[Exercise aim]:
Below are some records. Copy every line in them that holds "jaar".

[Source data]:
___
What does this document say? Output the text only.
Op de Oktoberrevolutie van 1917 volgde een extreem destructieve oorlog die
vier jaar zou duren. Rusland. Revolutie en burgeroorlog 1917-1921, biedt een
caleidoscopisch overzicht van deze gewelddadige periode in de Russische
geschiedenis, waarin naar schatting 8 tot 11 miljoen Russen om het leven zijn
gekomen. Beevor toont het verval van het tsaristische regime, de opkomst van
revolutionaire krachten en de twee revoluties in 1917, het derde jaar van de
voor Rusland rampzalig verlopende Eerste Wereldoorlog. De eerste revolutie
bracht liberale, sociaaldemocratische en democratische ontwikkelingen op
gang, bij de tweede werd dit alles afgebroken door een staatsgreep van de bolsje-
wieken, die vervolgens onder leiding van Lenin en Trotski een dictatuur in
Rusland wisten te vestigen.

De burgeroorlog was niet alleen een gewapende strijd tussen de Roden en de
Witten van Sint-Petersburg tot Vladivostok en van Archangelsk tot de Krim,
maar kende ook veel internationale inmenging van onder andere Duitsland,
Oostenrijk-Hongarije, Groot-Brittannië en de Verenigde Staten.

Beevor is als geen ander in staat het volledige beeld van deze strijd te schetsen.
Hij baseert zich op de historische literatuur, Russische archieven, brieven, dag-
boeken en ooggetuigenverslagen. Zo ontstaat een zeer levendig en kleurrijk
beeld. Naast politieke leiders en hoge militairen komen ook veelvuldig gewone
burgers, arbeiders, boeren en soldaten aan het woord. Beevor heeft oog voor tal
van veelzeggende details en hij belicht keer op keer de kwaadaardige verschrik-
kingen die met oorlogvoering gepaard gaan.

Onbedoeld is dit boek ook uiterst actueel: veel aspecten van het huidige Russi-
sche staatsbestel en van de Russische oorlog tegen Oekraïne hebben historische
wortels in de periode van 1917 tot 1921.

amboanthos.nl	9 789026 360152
___
[Output]:
vier jaar zou duren. Rusland. Revolutie en burgeroorlog 1917-1921, biedt een
revolutionaire krachten en de twee revoluties in 1917, het derde jaar van de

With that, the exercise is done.